Entries provided
━━━━━━━━━━━━━━━━
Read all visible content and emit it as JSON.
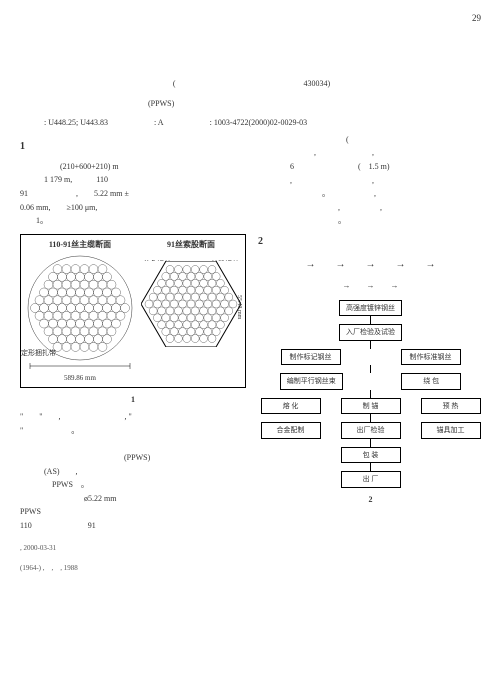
{
  "page_number": "29",
  "affiliation": "(　　　　　　　　　　　　　　　　430034)",
  "abstract_keyword": "(PPWS)",
  "classification": {
    "left": "U448.25; U443.83",
    "mid": "A",
    "right": "1003-4722(2000)02-0029-03"
  },
  "section1": {
    "num": "1",
    "span_text": "(210+600+210) m",
    "length1": "1 179 m,",
    "count1": "110",
    "count2": "91",
    "wire_dia": "5.22 mm ±",
    "tol": "0.06 mm,",
    "cond": "≥100 μm,",
    "count3": "6",
    "paren_len": "(　1.5 m)",
    "fig_ref": "1。"
  },
  "figure1": {
    "title_left": "110-91丝主缆断面",
    "title_right": "91丝索股断面",
    "ann_colored": "着色钢丝",
    "ann_outer": "某股钢丝",
    "ann_wrap": "定形捆扎带",
    "dim_bottom": "589.86 mm",
    "dim_right": "55.43 mm",
    "caption": "1",
    "hex_outline": "#000000",
    "circle_stroke": "#000000",
    "background": "#ffffff"
  },
  "body2": {
    "ppws": "(PPWS)",
    "as": "(AS)",
    "ppws2": "PPWS",
    "dia": "ø5.22 mm",
    "ppws3": "PPWS",
    "n110": "110",
    "n91": "91"
  },
  "section2": {
    "num": "2"
  },
  "arrow_flow": {
    "arrows": "→　　→　　→　　→　　→"
  },
  "flowchart": {
    "nodes": {
      "a": "高强度镀锌钢丝",
      "b": "入厂检验及试验",
      "c1": "制作标记钢丝",
      "c2": "制作标准钢丝",
      "d": "编制平行钢丝束",
      "d_side": "绕 包",
      "e1": "熔 化",
      "e2": "制 锚",
      "e2_side": "预 热",
      "f1": "合金配制",
      "f2": "出厂检验",
      "f2_side": "锚具加工",
      "g": "包 装",
      "h": "出 厂"
    },
    "box_border": "#000000",
    "line_color": "#000000",
    "font_size": 7
  },
  "flowchart_caption": "2",
  "footer": {
    "date": ", 2000-03-31",
    "author": "(1964-) ,　,　, 1988"
  }
}
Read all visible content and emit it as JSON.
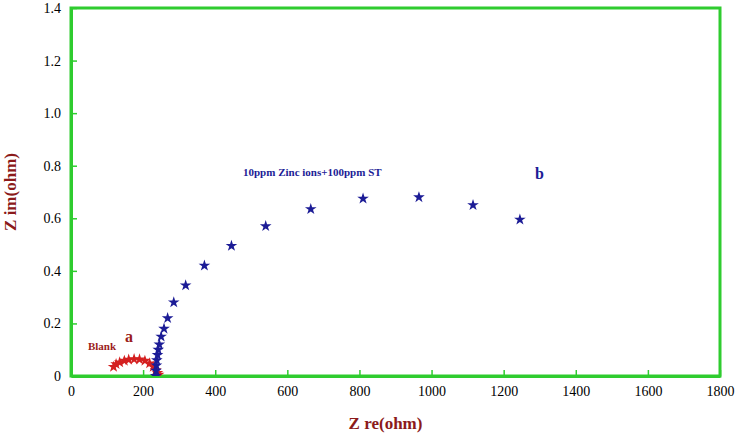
{
  "chart_data": {
    "type": "scatter",
    "x_label": "Z re(ohm)",
    "y_label": "Z im(ohm)",
    "xlim": [
      0,
      1800
    ],
    "ylim": [
      0,
      1.4
    ],
    "xticks": [
      0,
      200,
      400,
      600,
      800,
      1000,
      1200,
      1400,
      1600,
      1800
    ],
    "yticks": [
      0,
      0.2,
      0.4,
      0.6,
      0.8,
      {
        "value": 1,
        "label": "1.0"
      },
      1.2,
      1.4
    ],
    "grid": false,
    "series": [
      {
        "color": "#d42020",
        "marker": "star",
        "x": [
          118,
          125,
          135,
          148,
          160,
          175,
          190,
          205,
          218,
          228,
          235,
          240,
          243
        ],
        "values": [
          0.035,
          0.045,
          0.052,
          0.058,
          0.062,
          0.064,
          0.063,
          0.058,
          0.048,
          0.035,
          0.022,
          0.012,
          0.005
        ]
      },
      {
        "color": "#1c1c96",
        "marker": "star",
        "x": [
          235,
          236,
          237,
          238,
          240,
          242,
          245,
          250,
          258,
          268,
          285,
          318,
          370,
          445,
          540,
          665,
          810,
          965,
          1115,
          1245
        ],
        "values": [
          0.0,
          0.02,
          0.04,
          0.06,
          0.08,
          0.1,
          0.12,
          0.15,
          0.18,
          0.22,
          0.28,
          0.345,
          0.42,
          0.495,
          0.57,
          0.635,
          0.675,
          0.68,
          0.65,
          0.595
        ]
      }
    ],
    "annotations": [
      {
        "text": "Blank",
        "x": 47,
        "y": 0.1,
        "color": "#9b1c1c"
      },
      {
        "text": "a",
        "x": 150,
        "y": 0.13,
        "color": "#9b1c1c"
      },
      {
        "text": "10ppm Zinc ions+100ppm ST",
        "x": 477,
        "y": 0.76,
        "color": "#1c1c96"
      },
      {
        "text": "b",
        "x": 1287,
        "y": 0.75,
        "color": "#1c1c96"
      }
    ]
  }
}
━━━━━━━━━━━━━━━━
Short problem
All of the material above needs to be restated exactly, with no pictures.

Final result
Read all visible content and emit it as JSON.
{
  "page_number": "29",
  "affiliation": "(　　　　　　　　　　　　　　　　430034)",
  "abstract_keyword": "(PPWS)",
  "classification": {
    "left": "U448.25; U443.83",
    "mid": "A",
    "right": "1003-4722(2000)02-0029-03"
  },
  "section1": {
    "num": "1",
    "span_text": "(210+600+210) m",
    "length1": "1 179 m,",
    "count1": "110",
    "count2": "91",
    "wire_dia": "5.22 mm ±",
    "tol": "0.06 mm,",
    "cond": "≥100 μm,",
    "count3": "6",
    "paren_len": "(　1.5 m)",
    "fig_ref": "1。"
  },
  "figure1": {
    "title_left": "110-91丝主缆断面",
    "title_right": "91丝索股断面",
    "ann_colored": "着色钢丝",
    "ann_outer": "某股钢丝",
    "ann_wrap": "定形捆扎带",
    "dim_bottom": "589.86 mm",
    "dim_right": "55.43 mm",
    "caption": "1",
    "hex_outline": "#000000",
    "circle_stroke": "#000000",
    "background": "#ffffff"
  },
  "body2": {
    "ppws": "(PPWS)",
    "as": "(AS)",
    "ppws2": "PPWS",
    "dia": "ø5.22 mm",
    "ppws3": "PPWS",
    "n110": "110",
    "n91": "91"
  },
  "section2": {
    "num": "2"
  },
  "arrow_flow": {
    "arrows": "→　　→　　→　　→　　→"
  },
  "flowchart": {
    "nodes": {
      "a": "高强度镀锌钢丝",
      "b": "入厂检验及试验",
      "c1": "制作标记钢丝",
      "c2": "制作标准钢丝",
      "d": "编制平行钢丝束",
      "d_side": "绕 包",
      "e1": "熔 化",
      "e2": "制 锚",
      "e2_side": "预 热",
      "f1": "合金配制",
      "f2": "出厂检验",
      "f2_side": "锚具加工",
      "g": "包 装",
      "h": "出 厂"
    },
    "box_border": "#000000",
    "line_color": "#000000",
    "font_size": 7
  },
  "flowchart_caption": "2",
  "footer": {
    "date": ", 2000-03-31",
    "author": "(1964-) ,　,　, 1988"
  }
}
Read all visible content and emit it as JSON.
{
  "chart_data": {
    "type": "scatter",
    "x_label": "Z re(ohm)",
    "y_label": "Z im(ohm)",
    "xlim": [
      0,
      1800
    ],
    "ylim": [
      0,
      1.4
    ],
    "xticks": [
      0,
      200,
      400,
      600,
      800,
      1000,
      1200,
      1400,
      1600,
      1800
    ],
    "yticks": [
      0,
      0.2,
      0.4,
      0.6,
      0.8,
      {
        "value": 1,
        "label": "1.0"
      },
      1.2,
      1.4
    ],
    "grid": false,
    "series": [
      {
        "color": "#d42020",
        "marker": "star",
        "x": [
          118,
          125,
          135,
          148,
          160,
          175,
          190,
          205,
          218,
          228,
          235,
          240,
          243
        ],
        "values": [
          0.035,
          0.045,
          0.052,
          0.058,
          0.062,
          0.064,
          0.063,
          0.058,
          0.048,
          0.035,
          0.022,
          0.012,
          0.005
        ]
      },
      {
        "color": "#1c1c96",
        "marker": "star",
        "x": [
          235,
          236,
          237,
          238,
          240,
          242,
          245,
          250,
          258,
          268,
          285,
          318,
          370,
          445,
          540,
          665,
          810,
          965,
          1115,
          1245
        ],
        "values": [
          0.0,
          0.02,
          0.04,
          0.06,
          0.08,
          0.1,
          0.12,
          0.15,
          0.18,
          0.22,
          0.28,
          0.345,
          0.42,
          0.495,
          0.57,
          0.635,
          0.675,
          0.68,
          0.65,
          0.595
        ]
      }
    ],
    "annotations": [
      {
        "text": "Blank",
        "x": 47,
        "y": 0.1,
        "color": "#9b1c1c"
      },
      {
        "text": "a",
        "x": 150,
        "y": 0.13,
        "color": "#9b1c1c"
      },
      {
        "text": "10ppm Zinc ions+100ppm ST",
        "x": 477,
        "y": 0.76,
        "color": "#1c1c96"
      },
      {
        "text": "b",
        "x": 1287,
        "y": 0.75,
        "color": "#1c1c96"
      }
    ]
  }
}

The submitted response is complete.